Work instructions: Give every line again exactly as it appears, please, but not the pictures.
─── Data for processing ───
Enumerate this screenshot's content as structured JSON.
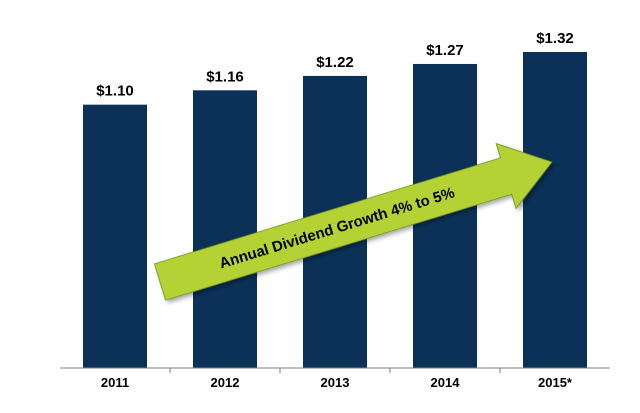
{
  "chart_data": {
    "type": "bar",
    "categories": [
      "2011",
      "2012",
      "2013",
      "2014",
      "2015*"
    ],
    "values": [
      1.1,
      1.16,
      1.22,
      1.27,
      1.32
    ],
    "value_labels": [
      "$1.10",
      "$1.16",
      "$1.22",
      "$1.27",
      "$1.32"
    ],
    "title": "",
    "xlabel": "",
    "ylabel": "",
    "ylim": [
      0,
      1.32
    ],
    "grid": false,
    "bar_color": "#0b3158",
    "annotation": {
      "text": "Annual Dividend Growth 4% to 5%",
      "shape": "arrow",
      "color": "#b5d235"
    }
  }
}
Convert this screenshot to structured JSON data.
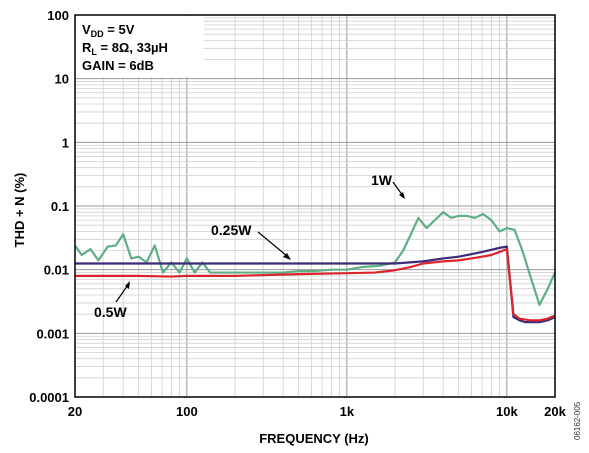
{
  "chart_data": {
    "type": "line",
    "xlabel": "FREQUENCY (Hz)",
    "ylabel": "THD + N (%)",
    "xscale": "log",
    "yscale": "log",
    "xlim": [
      20,
      20000
    ],
    "ylim": [
      0.0001,
      100
    ],
    "grid": true,
    "x_ticks": [
      {
        "value": 20,
        "label": "20"
      },
      {
        "value": 100,
        "label": "100"
      },
      {
        "value": 1000,
        "label": "1k"
      },
      {
        "value": 10000,
        "label": "10k"
      },
      {
        "value": 20000,
        "label": "20k"
      }
    ],
    "y_ticks": [
      {
        "value": 100,
        "label": "100"
      },
      {
        "value": 10,
        "label": "10"
      },
      {
        "value": 1,
        "label": "1"
      },
      {
        "value": 0.1,
        "label": "0.1"
      },
      {
        "value": 0.01,
        "label": "0.01"
      },
      {
        "value": 0.001,
        "label": "0.001"
      },
      {
        "value": 0.0001,
        "label": "0.0001"
      }
    ],
    "conditions": {
      "vdd": {
        "main": "V",
        "sub": "DD",
        "rest": " = 5V"
      },
      "rl": {
        "main": "R",
        "sub": "L",
        "rest": " = 8Ω, 33µH"
      },
      "gain": "GAIN = 6dB"
    },
    "series": [
      {
        "name": "1W",
        "color": "#5fae86",
        "x": [
          20,
          22,
          25,
          28,
          32,
          36,
          40,
          45,
          50,
          56,
          63,
          71,
          80,
          90,
          100,
          112,
          125,
          140,
          160,
          180,
          200,
          250,
          315,
          400,
          500,
          630,
          800,
          1000,
          1250,
          1600,
          2000,
          2250,
          2500,
          2800,
          3150,
          3550,
          4000,
          4500,
          5000,
          5600,
          6300,
          7100,
          8000,
          9000,
          10000,
          11200,
          12500,
          14000,
          16000,
          18000,
          20000
        ],
        "y": [
          0.024,
          0.017,
          0.021,
          0.014,
          0.023,
          0.024,
          0.036,
          0.015,
          0.016,
          0.013,
          0.024,
          0.009,
          0.013,
          0.009,
          0.015,
          0.009,
          0.013,
          0.009,
          0.009,
          0.009,
          0.009,
          0.009,
          0.009,
          0.009,
          0.0095,
          0.0095,
          0.01,
          0.01,
          0.011,
          0.0115,
          0.013,
          0.02,
          0.035,
          0.065,
          0.045,
          0.06,
          0.08,
          0.065,
          0.07,
          0.07,
          0.065,
          0.075,
          0.06,
          0.04,
          0.045,
          0.042,
          0.02,
          0.008,
          0.0028,
          0.005,
          0.009
        ]
      },
      {
        "name": "0.25W",
        "color": "#3d2a78",
        "x": [
          20,
          30,
          50,
          100,
          200,
          300,
          500,
          1000,
          2000,
          3000,
          4000,
          5000,
          6000,
          7000,
          8000,
          9000,
          10000,
          11000,
          12000,
          13000,
          14000,
          16000,
          18000,
          20000
        ],
        "y": [
          0.0125,
          0.0125,
          0.0125,
          0.0125,
          0.0125,
          0.0125,
          0.0125,
          0.0125,
          0.0125,
          0.0135,
          0.015,
          0.016,
          0.0175,
          0.019,
          0.0205,
          0.022,
          0.023,
          0.0018,
          0.0016,
          0.0015,
          0.0015,
          0.0015,
          0.0016,
          0.0018
        ]
      },
      {
        "name": "0.5W",
        "color": "#d9262d",
        "x": [
          20,
          30,
          50,
          80,
          100,
          200,
          500,
          1000,
          1500,
          2000,
          2500,
          3000,
          4000,
          5000,
          6000,
          7000,
          8000,
          9000,
          10000,
          11000,
          12000,
          14000,
          16000,
          18000,
          20000
        ],
        "y": [
          0.008,
          0.008,
          0.008,
          0.0078,
          0.008,
          0.008,
          0.0085,
          0.0088,
          0.009,
          0.0098,
          0.011,
          0.0125,
          0.0135,
          0.014,
          0.015,
          0.016,
          0.017,
          0.019,
          0.021,
          0.002,
          0.0017,
          0.0016,
          0.0016,
          0.0017,
          0.0019
        ]
      }
    ],
    "annotations": [
      {
        "text": "1W",
        "series": "1W"
      },
      {
        "text": "0.25W",
        "series": "0.25W"
      },
      {
        "text": "0.5W",
        "series": "0.5W"
      }
    ],
    "doc_id": "06162-005"
  }
}
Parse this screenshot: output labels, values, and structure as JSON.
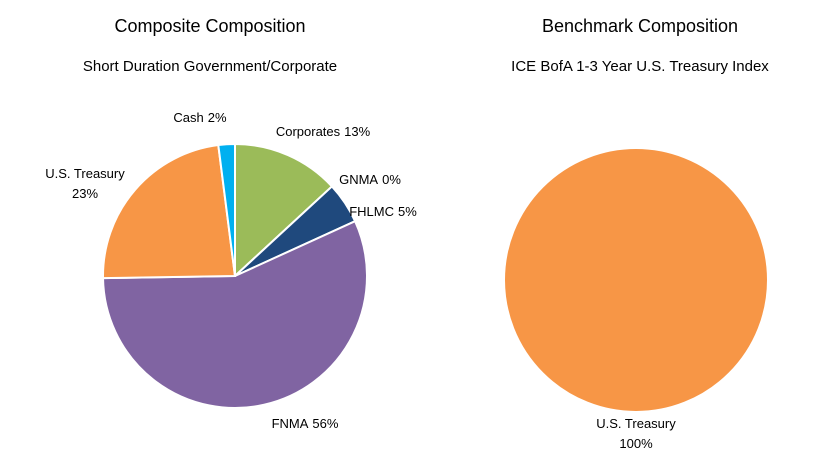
{
  "chart_data": [
    {
      "type": "pie",
      "title": "Composite Composition",
      "subtitle": "Short Duration Government/Corporate",
      "categories": [
        "Corporates",
        "GNMA",
        "FHLMC",
        "FNMA",
        "U.S. Treasury",
        "Cash"
      ],
      "values": [
        13,
        0,
        5,
        56,
        23,
        2
      ],
      "value_labels": [
        "13%",
        "0%",
        "5%",
        "56%",
        "23%",
        "2%"
      ],
      "colors": [
        "#9bbb59",
        "#4bacc6",
        "#1f497d",
        "#8064a2",
        "#f79646",
        "#00b0f0"
      ]
    },
    {
      "type": "pie",
      "title": "Benchmark Composition",
      "subtitle": "ICE BofA 1-3 Year U.S. Treasury Index",
      "categories": [
        "U.S. Treasury"
      ],
      "values": [
        100
      ],
      "value_labels": [
        "100%"
      ],
      "colors": [
        "#f79646"
      ]
    }
  ]
}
───
Problem solution:
Enumerate this screenshot's content as structured JSON.
{
  "chart_data": {
    "type": "bar",
    "categories": [
      "2011",
      "2012",
      "2013",
      "2014",
      "2015*"
    ],
    "values": [
      1.1,
      1.16,
      1.22,
      1.27,
      1.32
    ],
    "value_labels": [
      "$1.10",
      "$1.16",
      "$1.22",
      "$1.27",
      "$1.32"
    ],
    "title": "",
    "xlabel": "",
    "ylabel": "",
    "ylim": [
      0,
      1.32
    ],
    "grid": false,
    "bar_color": "#0b3158",
    "annotation": {
      "text": "Annual Dividend Growth 4% to 5%",
      "shape": "arrow",
      "color": "#b5d235"
    }
  }
}
Convert this screenshot to structured JSON data.
{
  "chart_data": {
    "type": "line",
    "xlabel": "FREQUENCY (Hz)",
    "ylabel": "THD + N (%)",
    "xscale": "log",
    "yscale": "log",
    "xlim": [
      20,
      20000
    ],
    "ylim": [
      0.0001,
      100
    ],
    "grid": true,
    "x_ticks": [
      {
        "value": 20,
        "label": "20"
      },
      {
        "value": 100,
        "label": "100"
      },
      {
        "value": 1000,
        "label": "1k"
      },
      {
        "value": 10000,
        "label": "10k"
      },
      {
        "value": 20000,
        "label": "20k"
      }
    ],
    "y_ticks": [
      {
        "value": 100,
        "label": "100"
      },
      {
        "value": 10,
        "label": "10"
      },
      {
        "value": 1,
        "label": "1"
      },
      {
        "value": 0.1,
        "label": "0.1"
      },
      {
        "value": 0.01,
        "label": "0.01"
      },
      {
        "value": 0.001,
        "label": "0.001"
      },
      {
        "value": 0.0001,
        "label": "0.0001"
      }
    ],
    "conditions": {
      "vdd": {
        "main": "V",
        "sub": "DD",
        "rest": " = 5V"
      },
      "rl": {
        "main": "R",
        "sub": "L",
        "rest": " = 8Ω, 33µH"
      },
      "gain": "GAIN = 6dB"
    },
    "series": [
      {
        "name": "1W",
        "color": "#5fae86",
        "x": [
          20,
          22,
          25,
          28,
          32,
          36,
          40,
          45,
          50,
          56,
          63,
          71,
          80,
          90,
          100,
          112,
          125,
          140,
          160,
          180,
          200,
          250,
          315,
          400,
          500,
          630,
          800,
          1000,
          1250,
          1600,
          2000,
          2250,
          2500,
          2800,
          3150,
          3550,
          4000,
          4500,
          5000,
          5600,
          6300,
          7100,
          8000,
          9000,
          10000,
          11200,
          12500,
          14000,
          16000,
          18000,
          20000
        ],
        "y": [
          0.024,
          0.017,
          0.021,
          0.014,
          0.023,
          0.024,
          0.036,
          0.015,
          0.016,
          0.013,
          0.024,
          0.009,
          0.013,
          0.009,
          0.015,
          0.009,
          0.013,
          0.009,
          0.009,
          0.009,
          0.009,
          0.009,
          0.009,
          0.009,
          0.0095,
          0.0095,
          0.01,
          0.01,
          0.011,
          0.0115,
          0.013,
          0.02,
          0.035,
          0.065,
          0.045,
          0.06,
          0.08,
          0.065,
          0.07,
          0.07,
          0.065,
          0.075,
          0.06,
          0.04,
          0.045,
          0.042,
          0.02,
          0.008,
          0.0028,
          0.005,
          0.009
        ]
      },
      {
        "name": "0.25W",
        "color": "#3d2a78",
        "x": [
          20,
          30,
          50,
          100,
          200,
          300,
          500,
          1000,
          2000,
          3000,
          4000,
          5000,
          6000,
          7000,
          8000,
          9000,
          10000,
          11000,
          12000,
          13000,
          14000,
          16000,
          18000,
          20000
        ],
        "y": [
          0.0125,
          0.0125,
          0.0125,
          0.0125,
          0.0125,
          0.0125,
          0.0125,
          0.0125,
          0.0125,
          0.0135,
          0.015,
          0.016,
          0.0175,
          0.019,
          0.0205,
          0.022,
          0.023,
          0.0018,
          0.0016,
          0.0015,
          0.0015,
          0.0015,
          0.0016,
          0.0018
        ]
      },
      {
        "name": "0.5W",
        "color": "#d9262d",
        "x": [
          20,
          30,
          50,
          80,
          100,
          200,
          500,
          1000,
          1500,
          2000,
          2500,
          3000,
          4000,
          5000,
          6000,
          7000,
          8000,
          9000,
          10000,
          11000,
          12000,
          14000,
          16000,
          18000,
          20000
        ],
        "y": [
          0.008,
          0.008,
          0.008,
          0.0078,
          0.008,
          0.008,
          0.0085,
          0.0088,
          0.009,
          0.0098,
          0.011,
          0.0125,
          0.0135,
          0.014,
          0.015,
          0.016,
          0.017,
          0.019,
          0.021,
          0.002,
          0.0017,
          0.0016,
          0.0016,
          0.0017,
          0.0019
        ]
      }
    ],
    "annotations": [
      {
        "text": "1W",
        "series": "1W"
      },
      {
        "text": "0.25W",
        "series": "0.25W"
      },
      {
        "text": "0.5W",
        "series": "0.5W"
      }
    ],
    "doc_id": "06162-005"
  }
}
Parse this screenshot: output labels, values, and structure as JSON.
{
  "chart_data": [
    {
      "type": "pie",
      "title": "Composite Composition",
      "subtitle": "Short Duration Government/Corporate",
      "categories": [
        "Corporates",
        "GNMA",
        "FHLMC",
        "FNMA",
        "U.S. Treasury",
        "Cash"
      ],
      "values": [
        13,
        0,
        5,
        56,
        23,
        2
      ],
      "value_labels": [
        "13%",
        "0%",
        "5%",
        "56%",
        "23%",
        "2%"
      ],
      "colors": [
        "#9bbb59",
        "#4bacc6",
        "#1f497d",
        "#8064a2",
        "#f79646",
        "#00b0f0"
      ]
    },
    {
      "type": "pie",
      "title": "Benchmark Composition",
      "subtitle": "ICE BofA 1-3 Year U.S. Treasury Index",
      "categories": [
        "U.S. Treasury"
      ],
      "values": [
        100
      ],
      "value_labels": [
        "100%"
      ],
      "colors": [
        "#f79646"
      ]
    }
  ]
}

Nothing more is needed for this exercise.